▶ [AVAILABLE RECORDS]:
□ □ □ □ □

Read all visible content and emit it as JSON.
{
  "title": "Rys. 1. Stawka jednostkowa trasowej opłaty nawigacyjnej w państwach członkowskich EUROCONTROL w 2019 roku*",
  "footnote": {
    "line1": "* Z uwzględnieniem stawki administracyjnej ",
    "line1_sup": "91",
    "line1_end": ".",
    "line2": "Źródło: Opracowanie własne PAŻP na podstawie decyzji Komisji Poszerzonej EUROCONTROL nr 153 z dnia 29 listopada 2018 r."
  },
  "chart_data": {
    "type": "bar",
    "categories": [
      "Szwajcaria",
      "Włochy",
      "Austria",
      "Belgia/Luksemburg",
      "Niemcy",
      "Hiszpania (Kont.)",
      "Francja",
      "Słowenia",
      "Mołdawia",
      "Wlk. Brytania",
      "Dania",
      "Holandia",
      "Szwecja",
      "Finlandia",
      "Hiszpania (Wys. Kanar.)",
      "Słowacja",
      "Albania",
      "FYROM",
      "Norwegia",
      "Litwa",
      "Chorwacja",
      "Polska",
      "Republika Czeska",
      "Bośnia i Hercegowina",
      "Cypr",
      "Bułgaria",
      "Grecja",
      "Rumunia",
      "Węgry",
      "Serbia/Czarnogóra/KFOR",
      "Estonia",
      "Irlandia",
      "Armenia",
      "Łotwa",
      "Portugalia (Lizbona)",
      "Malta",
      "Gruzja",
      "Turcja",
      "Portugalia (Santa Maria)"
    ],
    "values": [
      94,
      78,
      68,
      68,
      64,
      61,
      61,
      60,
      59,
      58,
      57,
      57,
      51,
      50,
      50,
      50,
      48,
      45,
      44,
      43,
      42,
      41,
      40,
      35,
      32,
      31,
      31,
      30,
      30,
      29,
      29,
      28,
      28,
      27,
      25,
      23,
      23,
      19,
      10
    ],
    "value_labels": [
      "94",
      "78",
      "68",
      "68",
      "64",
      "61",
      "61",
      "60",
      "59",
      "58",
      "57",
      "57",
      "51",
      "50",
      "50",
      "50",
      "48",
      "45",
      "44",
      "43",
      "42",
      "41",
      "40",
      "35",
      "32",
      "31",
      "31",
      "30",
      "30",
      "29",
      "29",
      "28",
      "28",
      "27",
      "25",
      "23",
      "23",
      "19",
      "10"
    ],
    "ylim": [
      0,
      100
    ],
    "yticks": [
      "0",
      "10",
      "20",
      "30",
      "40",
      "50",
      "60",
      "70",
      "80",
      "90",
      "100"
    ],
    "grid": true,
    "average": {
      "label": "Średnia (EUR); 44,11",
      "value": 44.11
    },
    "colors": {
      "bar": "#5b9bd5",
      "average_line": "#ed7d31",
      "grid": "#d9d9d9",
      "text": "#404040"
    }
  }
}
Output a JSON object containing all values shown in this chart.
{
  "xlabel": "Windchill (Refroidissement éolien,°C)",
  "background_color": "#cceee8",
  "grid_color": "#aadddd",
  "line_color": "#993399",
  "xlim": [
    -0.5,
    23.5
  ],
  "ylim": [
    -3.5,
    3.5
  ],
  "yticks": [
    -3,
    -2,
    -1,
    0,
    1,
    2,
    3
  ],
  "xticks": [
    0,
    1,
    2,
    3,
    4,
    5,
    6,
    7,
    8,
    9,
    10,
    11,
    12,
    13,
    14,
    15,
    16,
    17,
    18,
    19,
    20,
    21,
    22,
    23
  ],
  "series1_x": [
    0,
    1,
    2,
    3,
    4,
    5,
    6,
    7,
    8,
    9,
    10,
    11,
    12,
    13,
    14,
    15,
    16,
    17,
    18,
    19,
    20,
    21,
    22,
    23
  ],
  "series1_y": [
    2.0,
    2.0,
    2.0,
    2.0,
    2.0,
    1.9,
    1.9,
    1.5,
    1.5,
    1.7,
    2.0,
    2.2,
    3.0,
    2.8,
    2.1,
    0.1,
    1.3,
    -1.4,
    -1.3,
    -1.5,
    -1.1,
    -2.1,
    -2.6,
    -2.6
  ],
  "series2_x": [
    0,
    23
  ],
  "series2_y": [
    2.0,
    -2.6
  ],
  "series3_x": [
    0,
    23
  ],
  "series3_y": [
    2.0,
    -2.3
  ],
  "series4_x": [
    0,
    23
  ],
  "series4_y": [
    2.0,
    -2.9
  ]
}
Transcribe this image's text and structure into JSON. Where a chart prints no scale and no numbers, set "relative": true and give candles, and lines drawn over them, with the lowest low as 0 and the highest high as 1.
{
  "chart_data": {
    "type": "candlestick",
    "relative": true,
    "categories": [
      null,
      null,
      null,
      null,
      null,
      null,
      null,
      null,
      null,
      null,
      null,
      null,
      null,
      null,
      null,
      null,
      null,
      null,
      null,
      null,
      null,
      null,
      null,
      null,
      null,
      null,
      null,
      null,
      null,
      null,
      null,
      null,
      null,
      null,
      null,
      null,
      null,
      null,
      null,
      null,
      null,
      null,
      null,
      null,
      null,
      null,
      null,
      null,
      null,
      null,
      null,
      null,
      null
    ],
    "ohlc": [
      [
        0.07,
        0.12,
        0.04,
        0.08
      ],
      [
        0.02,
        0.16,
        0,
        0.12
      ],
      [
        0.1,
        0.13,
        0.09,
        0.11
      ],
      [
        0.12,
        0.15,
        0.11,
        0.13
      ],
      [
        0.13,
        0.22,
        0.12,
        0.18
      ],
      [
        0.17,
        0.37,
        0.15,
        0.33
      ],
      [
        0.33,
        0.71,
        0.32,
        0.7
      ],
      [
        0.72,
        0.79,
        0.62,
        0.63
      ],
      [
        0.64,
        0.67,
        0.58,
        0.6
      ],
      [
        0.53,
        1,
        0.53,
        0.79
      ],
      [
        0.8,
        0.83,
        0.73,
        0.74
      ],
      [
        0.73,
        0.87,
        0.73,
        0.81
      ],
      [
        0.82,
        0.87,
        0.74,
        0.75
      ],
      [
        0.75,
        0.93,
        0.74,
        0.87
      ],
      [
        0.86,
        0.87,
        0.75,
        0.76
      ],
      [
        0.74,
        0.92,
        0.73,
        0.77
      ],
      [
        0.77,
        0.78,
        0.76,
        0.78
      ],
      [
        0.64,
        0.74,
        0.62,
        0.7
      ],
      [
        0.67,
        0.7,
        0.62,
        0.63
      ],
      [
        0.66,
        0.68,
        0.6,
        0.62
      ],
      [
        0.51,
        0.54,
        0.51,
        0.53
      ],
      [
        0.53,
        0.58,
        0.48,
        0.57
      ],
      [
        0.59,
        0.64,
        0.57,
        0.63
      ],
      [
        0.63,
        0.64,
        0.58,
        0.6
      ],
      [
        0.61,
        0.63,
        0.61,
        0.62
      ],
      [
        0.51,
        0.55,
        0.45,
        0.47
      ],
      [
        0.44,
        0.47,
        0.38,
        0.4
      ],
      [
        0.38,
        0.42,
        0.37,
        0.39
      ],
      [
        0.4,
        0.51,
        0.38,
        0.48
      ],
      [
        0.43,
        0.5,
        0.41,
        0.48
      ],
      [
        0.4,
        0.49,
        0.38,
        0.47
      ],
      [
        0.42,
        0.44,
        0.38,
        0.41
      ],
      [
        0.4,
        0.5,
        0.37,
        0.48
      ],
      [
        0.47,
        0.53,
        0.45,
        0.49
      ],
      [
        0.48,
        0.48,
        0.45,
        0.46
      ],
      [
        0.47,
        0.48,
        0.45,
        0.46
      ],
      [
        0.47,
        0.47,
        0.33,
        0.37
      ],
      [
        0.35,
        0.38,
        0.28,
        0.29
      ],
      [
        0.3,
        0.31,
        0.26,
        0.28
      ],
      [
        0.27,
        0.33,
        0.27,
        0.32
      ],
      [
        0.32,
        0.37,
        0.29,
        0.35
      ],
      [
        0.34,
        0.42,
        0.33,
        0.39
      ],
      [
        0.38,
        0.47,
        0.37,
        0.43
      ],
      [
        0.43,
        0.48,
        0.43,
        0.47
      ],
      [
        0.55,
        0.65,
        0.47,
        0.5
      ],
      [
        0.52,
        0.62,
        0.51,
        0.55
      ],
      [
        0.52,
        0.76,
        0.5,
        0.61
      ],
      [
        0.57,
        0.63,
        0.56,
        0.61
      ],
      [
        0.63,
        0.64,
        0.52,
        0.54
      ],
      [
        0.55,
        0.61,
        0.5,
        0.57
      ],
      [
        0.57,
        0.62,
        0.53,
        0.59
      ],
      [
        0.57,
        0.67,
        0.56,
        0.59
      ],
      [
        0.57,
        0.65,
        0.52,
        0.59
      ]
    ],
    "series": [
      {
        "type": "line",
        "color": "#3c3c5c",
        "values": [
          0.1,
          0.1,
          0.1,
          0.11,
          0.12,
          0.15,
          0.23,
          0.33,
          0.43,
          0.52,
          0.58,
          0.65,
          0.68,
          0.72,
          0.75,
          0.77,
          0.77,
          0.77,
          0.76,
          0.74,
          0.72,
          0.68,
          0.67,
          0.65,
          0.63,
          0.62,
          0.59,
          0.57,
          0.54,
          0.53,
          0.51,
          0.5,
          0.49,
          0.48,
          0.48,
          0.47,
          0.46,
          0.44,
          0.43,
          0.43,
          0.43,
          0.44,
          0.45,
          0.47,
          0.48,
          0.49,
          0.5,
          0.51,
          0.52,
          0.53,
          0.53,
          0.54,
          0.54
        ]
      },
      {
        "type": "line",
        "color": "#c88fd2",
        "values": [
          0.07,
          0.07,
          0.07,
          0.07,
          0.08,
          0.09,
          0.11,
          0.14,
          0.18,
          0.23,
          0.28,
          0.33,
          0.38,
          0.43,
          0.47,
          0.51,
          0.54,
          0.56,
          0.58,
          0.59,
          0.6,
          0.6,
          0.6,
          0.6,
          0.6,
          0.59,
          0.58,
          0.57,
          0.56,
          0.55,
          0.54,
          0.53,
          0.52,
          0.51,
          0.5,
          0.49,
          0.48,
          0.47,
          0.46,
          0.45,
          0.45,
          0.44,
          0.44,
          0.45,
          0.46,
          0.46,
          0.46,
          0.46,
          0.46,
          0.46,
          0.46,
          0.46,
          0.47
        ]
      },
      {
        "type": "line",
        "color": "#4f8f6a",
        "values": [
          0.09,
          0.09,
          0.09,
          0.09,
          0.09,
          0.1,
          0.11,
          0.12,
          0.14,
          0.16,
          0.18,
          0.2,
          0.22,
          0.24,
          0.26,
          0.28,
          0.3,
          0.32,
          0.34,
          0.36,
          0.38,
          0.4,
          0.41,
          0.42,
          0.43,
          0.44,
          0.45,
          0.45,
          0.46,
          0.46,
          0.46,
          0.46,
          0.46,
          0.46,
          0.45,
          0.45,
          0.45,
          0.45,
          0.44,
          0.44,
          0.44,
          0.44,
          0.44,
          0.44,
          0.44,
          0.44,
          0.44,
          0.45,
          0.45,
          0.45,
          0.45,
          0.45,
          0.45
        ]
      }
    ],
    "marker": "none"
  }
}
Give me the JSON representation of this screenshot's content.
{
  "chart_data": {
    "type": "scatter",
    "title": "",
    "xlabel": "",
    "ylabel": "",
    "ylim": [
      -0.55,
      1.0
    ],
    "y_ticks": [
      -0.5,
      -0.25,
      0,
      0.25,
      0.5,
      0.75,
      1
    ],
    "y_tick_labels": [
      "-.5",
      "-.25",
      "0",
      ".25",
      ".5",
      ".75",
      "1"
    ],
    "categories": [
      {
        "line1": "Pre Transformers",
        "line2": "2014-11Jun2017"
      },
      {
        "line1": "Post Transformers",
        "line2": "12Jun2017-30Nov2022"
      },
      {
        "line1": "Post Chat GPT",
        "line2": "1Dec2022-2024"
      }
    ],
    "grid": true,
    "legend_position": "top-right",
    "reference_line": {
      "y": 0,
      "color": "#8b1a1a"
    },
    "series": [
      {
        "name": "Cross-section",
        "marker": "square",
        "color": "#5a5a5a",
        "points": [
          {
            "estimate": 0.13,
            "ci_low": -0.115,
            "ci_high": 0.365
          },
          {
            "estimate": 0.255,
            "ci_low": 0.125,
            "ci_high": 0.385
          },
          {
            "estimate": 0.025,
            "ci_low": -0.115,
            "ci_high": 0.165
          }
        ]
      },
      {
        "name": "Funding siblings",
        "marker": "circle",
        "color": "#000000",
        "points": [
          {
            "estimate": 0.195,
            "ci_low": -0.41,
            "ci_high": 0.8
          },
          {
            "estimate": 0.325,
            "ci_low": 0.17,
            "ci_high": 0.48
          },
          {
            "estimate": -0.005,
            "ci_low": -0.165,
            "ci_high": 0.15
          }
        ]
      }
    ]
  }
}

□ □ □ □ □

In the entries above, identify every line with the word "content". Copy those lines.

Read all visible content and emit it as JSON.
Give me the JSON representation of this screenshot's content.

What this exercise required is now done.